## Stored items
# # #

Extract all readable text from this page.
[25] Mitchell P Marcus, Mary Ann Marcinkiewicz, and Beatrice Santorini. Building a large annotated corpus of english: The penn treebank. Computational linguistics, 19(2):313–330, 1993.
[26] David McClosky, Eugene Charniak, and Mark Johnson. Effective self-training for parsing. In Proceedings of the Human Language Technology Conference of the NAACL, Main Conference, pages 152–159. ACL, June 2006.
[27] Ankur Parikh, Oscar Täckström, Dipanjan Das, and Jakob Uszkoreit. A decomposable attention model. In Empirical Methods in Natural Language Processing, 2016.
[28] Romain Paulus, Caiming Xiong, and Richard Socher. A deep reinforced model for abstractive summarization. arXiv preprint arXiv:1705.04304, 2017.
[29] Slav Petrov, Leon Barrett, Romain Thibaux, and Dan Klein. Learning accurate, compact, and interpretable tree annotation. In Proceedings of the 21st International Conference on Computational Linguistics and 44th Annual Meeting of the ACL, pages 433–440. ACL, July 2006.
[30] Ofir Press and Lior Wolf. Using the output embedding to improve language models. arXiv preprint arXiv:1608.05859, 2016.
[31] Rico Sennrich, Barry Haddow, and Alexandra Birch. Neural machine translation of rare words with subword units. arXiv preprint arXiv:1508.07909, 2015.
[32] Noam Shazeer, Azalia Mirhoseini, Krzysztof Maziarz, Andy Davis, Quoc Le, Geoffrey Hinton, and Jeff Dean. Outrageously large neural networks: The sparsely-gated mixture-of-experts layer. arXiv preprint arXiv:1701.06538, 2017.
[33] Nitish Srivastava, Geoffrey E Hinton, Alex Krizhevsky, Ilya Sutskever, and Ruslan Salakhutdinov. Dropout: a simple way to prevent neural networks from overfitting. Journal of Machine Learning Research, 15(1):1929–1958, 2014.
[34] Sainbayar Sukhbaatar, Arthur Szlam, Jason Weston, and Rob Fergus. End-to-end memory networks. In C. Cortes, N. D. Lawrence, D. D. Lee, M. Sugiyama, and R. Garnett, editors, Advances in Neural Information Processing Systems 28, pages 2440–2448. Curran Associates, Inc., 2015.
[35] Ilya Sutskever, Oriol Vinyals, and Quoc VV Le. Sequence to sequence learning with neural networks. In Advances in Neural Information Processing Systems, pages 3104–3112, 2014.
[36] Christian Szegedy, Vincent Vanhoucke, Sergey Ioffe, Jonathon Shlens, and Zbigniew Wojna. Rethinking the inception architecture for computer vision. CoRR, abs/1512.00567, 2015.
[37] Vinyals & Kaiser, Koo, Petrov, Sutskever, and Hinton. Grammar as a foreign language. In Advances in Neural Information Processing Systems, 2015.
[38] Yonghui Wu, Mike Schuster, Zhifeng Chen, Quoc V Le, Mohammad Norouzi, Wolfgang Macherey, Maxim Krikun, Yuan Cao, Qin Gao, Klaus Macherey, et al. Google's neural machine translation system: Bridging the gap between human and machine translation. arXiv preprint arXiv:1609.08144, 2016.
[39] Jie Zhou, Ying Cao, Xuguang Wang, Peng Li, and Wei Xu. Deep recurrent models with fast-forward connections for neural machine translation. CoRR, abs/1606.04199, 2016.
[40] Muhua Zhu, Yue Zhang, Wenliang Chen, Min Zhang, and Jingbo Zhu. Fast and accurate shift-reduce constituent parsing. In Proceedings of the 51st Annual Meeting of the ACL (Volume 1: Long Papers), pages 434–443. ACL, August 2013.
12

# # #

Show every line from the entries above in which the word "Computational" appears.

## Finished answer
[25] Mitchell P Marcus, Mary Ann Marcinkiewicz, and Beatrice Santorini. Building a large annotated corpus of english: The penn treebank. Computational linguistics, 19(2):313–330, 1993.
[29] Slav Petrov, Leon Barrett, Romain Thibaux, and Dan Klein. Learning accurate, compact, and interpretable tree annotation. In Proceedings of the 21st International Conference on Computational Linguistics and 44th Annual Meeting of the ACL, pages 433–440. ACL, July 2006.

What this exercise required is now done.